**THE PROBLEM**
Extract the final stretch of the data: the line that contains "Transcribe this image's" and every line after it, unaltered, and no other lines.

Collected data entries
+---+
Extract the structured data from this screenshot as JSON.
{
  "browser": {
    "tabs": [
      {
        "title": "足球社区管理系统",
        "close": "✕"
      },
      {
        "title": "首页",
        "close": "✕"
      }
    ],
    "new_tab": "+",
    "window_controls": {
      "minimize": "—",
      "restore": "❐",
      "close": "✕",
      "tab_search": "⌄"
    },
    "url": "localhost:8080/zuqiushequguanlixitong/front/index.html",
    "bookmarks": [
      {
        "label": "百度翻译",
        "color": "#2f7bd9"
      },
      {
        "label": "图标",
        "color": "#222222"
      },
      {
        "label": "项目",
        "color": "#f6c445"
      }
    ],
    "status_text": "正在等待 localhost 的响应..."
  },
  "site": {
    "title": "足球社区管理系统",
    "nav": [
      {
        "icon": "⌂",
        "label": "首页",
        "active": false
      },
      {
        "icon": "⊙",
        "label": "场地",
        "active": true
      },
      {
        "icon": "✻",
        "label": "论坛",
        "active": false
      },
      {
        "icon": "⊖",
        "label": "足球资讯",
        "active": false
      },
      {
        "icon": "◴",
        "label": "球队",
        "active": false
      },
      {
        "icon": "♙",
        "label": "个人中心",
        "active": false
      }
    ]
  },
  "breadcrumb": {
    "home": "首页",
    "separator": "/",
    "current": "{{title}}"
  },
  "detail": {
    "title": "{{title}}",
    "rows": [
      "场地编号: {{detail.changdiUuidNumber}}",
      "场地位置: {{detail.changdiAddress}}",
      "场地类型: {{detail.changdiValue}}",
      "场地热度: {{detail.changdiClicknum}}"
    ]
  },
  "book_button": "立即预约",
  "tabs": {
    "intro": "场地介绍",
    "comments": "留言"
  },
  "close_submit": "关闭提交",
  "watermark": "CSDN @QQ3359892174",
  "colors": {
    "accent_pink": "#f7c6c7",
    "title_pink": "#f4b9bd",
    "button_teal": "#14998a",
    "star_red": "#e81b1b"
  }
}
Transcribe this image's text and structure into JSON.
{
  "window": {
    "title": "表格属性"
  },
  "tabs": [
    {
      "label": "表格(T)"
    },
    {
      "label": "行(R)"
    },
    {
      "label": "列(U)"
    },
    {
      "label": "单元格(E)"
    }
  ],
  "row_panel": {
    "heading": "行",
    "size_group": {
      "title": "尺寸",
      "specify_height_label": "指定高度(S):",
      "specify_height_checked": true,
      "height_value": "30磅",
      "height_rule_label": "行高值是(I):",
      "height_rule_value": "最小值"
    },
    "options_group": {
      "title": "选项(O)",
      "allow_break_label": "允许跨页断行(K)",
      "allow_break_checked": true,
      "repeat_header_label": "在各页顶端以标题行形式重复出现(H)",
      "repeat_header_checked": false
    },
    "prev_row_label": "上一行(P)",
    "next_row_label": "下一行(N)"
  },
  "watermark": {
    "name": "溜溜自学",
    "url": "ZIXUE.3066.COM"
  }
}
+---+
**COMPLETE OUTPUT**
Transcribe this image's text and structure into JSON.
{
  "window": {
    "title": "表格属性"
  },
  "tabs": [
    {
      "label": "表格(T)"
    },
    {
      "label": "行(R)"
    },
    {
      "label": "列(U)"
    },
    {
      "label": "单元格(E)"
    }
  ],
  "row_panel": {
    "heading": "行",
    "size_group": {
      "title": "尺寸",
      "specify_height_label": "指定高度(S):",
      "specify_height_checked": true,
      "height_value": "30磅",
      "height_rule_label": "行高值是(I):",
      "height_rule_value": "最小值"
    },
    "options_group": {
      "title": "选项(O)",
      "allow_break_label": "允许跨页断行(K)",
      "allow_break_checked": true,
      "repeat_header_label": "在各页顶端以标题行形式重复出现(H)",
      "repeat_header_checked": false
    },
    "prev_row_label": "上一行(P)",
    "next_row_label": "下一行(N)"
  },
  "watermark": {
    "name": "溜溜自学",
    "url": "ZIXUE.3066.COM"
  }
}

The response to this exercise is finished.